_Task goal_
How many lines in the entries below contain "علاء"? Answer with the number only.
>> BEGIN Given data
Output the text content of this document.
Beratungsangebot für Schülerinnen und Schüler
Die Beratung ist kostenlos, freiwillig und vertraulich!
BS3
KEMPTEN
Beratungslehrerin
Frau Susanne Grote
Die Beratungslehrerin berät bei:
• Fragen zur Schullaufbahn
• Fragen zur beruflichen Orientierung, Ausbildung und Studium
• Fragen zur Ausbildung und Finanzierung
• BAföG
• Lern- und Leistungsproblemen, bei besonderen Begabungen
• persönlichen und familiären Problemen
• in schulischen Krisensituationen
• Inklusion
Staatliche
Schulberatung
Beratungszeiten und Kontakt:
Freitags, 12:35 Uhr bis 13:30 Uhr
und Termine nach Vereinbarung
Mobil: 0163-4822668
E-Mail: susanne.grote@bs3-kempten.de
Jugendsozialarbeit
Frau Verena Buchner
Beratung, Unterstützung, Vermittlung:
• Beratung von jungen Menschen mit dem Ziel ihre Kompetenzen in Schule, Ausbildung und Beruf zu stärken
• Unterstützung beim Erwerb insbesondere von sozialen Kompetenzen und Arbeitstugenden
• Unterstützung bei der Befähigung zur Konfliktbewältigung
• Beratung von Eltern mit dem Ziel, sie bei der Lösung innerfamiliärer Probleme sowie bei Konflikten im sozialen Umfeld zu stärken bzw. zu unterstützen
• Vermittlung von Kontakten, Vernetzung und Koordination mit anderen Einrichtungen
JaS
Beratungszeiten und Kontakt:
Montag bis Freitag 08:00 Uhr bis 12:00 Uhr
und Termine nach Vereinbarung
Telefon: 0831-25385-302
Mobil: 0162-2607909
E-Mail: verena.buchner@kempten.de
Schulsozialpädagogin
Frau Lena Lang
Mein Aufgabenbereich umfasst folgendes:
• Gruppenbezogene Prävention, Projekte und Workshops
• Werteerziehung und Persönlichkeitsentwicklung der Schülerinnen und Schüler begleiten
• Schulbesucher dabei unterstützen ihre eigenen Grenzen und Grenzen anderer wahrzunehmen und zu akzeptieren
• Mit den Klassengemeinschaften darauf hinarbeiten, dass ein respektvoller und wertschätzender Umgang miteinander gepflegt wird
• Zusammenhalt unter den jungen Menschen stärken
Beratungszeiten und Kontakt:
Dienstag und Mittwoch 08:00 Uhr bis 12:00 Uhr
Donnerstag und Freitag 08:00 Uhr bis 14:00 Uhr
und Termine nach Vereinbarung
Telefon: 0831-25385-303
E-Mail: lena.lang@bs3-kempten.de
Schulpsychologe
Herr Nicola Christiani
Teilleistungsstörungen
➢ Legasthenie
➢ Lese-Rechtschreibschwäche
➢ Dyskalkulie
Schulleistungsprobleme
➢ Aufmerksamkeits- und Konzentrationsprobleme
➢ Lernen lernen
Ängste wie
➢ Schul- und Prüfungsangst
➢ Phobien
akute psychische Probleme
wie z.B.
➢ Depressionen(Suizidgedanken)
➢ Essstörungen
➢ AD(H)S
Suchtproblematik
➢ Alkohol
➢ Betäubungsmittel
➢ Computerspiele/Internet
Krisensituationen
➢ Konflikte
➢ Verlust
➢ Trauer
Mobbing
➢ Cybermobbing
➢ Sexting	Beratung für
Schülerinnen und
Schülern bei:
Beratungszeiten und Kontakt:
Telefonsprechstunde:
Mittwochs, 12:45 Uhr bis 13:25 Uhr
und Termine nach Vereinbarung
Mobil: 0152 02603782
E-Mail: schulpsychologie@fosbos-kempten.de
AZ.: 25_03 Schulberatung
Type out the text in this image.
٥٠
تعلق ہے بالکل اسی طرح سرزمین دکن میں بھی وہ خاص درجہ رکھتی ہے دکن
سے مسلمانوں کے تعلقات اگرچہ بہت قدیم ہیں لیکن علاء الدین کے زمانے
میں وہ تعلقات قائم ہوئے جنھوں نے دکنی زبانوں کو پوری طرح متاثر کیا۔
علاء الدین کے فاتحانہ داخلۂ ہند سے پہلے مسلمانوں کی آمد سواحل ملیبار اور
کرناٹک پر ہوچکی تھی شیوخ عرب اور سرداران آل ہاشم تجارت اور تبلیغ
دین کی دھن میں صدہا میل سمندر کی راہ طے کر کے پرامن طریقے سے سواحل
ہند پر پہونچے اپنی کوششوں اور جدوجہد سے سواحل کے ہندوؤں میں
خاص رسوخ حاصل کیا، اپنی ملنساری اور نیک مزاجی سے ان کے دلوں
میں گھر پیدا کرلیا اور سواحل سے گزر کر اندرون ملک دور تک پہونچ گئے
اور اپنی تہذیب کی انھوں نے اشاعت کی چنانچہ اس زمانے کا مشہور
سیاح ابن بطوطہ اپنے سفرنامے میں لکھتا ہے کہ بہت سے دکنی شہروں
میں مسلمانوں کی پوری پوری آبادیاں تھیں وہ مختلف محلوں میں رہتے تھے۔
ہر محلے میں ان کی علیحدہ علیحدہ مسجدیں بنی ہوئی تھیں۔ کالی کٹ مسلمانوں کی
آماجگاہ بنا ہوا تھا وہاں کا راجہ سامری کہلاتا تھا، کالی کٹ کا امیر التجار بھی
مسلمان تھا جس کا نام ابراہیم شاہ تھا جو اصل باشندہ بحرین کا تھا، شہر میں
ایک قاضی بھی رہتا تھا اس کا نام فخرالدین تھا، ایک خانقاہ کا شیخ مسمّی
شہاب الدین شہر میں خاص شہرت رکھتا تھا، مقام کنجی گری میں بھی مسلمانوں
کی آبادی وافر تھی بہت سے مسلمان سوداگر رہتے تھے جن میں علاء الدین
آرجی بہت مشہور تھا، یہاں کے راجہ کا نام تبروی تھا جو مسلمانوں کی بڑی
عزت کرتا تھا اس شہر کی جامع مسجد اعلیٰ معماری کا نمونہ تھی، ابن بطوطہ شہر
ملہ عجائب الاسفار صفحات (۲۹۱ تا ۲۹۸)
>> END Given data
_Task result_
3